§ **Work to be completed**: Find every line of the listing below where "difference" appears, and copy it.

==================================================

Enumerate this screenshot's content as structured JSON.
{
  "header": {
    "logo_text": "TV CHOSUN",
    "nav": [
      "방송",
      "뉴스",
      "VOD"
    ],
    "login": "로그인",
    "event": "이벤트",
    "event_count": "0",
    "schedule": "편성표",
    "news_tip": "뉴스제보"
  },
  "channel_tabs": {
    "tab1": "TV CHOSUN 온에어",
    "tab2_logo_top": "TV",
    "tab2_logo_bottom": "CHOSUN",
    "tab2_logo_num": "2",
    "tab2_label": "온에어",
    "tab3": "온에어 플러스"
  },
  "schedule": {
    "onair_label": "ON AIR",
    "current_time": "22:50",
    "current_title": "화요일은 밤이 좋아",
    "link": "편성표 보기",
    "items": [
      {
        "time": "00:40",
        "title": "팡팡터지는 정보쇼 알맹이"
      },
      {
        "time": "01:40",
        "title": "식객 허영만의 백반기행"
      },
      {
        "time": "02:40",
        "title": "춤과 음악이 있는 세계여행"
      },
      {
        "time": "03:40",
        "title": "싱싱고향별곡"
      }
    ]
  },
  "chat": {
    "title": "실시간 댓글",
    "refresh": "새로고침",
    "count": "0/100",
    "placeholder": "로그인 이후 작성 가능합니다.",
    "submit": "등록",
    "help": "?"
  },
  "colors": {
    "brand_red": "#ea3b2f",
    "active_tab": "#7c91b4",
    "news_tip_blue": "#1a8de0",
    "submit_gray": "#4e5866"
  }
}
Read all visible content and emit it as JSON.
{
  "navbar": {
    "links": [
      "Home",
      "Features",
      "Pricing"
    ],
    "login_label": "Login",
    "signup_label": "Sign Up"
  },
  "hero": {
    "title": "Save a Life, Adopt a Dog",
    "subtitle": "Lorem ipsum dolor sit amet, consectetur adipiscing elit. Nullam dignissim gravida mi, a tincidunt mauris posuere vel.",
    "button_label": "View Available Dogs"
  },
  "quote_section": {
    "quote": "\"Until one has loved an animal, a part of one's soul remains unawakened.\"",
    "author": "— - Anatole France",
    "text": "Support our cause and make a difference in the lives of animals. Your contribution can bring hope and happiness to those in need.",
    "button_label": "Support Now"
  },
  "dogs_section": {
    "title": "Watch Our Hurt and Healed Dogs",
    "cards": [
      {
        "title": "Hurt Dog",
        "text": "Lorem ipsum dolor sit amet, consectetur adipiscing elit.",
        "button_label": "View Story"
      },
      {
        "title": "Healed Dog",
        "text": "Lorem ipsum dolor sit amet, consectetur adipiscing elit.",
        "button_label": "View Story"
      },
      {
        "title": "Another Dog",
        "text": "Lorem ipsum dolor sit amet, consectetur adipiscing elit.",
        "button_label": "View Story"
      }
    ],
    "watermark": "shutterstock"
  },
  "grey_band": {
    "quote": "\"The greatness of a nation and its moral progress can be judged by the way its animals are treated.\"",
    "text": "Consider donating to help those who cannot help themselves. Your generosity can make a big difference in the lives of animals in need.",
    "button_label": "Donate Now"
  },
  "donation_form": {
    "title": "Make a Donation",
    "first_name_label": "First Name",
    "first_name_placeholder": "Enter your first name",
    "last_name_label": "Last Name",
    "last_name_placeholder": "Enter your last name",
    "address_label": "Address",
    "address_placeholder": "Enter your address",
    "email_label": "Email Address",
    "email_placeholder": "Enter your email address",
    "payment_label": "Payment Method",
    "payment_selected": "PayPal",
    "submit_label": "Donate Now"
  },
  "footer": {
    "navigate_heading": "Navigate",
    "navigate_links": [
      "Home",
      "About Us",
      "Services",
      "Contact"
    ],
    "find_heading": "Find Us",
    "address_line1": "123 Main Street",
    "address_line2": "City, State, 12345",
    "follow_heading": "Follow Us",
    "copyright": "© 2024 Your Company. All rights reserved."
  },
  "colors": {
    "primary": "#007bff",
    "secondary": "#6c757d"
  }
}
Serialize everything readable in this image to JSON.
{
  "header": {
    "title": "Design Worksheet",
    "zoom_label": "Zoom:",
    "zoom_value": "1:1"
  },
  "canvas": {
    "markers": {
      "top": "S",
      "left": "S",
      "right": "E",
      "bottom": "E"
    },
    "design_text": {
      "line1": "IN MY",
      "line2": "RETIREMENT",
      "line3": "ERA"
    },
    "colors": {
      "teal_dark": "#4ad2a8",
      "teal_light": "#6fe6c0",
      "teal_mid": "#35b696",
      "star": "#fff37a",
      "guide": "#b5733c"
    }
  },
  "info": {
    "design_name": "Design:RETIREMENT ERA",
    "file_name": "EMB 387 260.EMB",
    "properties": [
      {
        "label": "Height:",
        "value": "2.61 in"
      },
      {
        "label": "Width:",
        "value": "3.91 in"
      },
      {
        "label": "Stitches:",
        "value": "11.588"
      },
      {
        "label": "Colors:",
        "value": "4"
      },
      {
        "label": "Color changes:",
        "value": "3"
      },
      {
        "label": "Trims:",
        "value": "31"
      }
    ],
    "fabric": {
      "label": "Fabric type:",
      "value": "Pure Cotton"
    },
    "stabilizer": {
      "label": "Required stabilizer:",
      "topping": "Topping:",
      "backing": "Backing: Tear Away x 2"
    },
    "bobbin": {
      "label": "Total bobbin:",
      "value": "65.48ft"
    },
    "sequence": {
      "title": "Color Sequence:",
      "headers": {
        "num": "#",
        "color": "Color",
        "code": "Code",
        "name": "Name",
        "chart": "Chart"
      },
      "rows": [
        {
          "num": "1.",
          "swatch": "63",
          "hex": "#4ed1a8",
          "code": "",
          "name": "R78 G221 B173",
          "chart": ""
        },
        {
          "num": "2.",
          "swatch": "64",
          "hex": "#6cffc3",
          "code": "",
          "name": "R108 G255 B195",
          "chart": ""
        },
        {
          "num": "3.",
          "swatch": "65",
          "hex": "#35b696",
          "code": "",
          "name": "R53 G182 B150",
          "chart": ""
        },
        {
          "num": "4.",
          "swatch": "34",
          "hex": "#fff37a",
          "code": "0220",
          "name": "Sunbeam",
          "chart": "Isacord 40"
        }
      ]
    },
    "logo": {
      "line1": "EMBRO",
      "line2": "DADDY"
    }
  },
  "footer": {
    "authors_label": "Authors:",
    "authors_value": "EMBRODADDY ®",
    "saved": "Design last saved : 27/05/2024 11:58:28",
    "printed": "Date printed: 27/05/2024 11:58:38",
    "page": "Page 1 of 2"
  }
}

==================================================

§ **Full answer**:
    "text": "Support our cause and make a difference in the lives of animals. Your contribution can bring hope and happiness to those in need.",
    "text": "Consider donating to help those who cannot help themselves. Your generosity can make a big difference in the lives of animals in need.",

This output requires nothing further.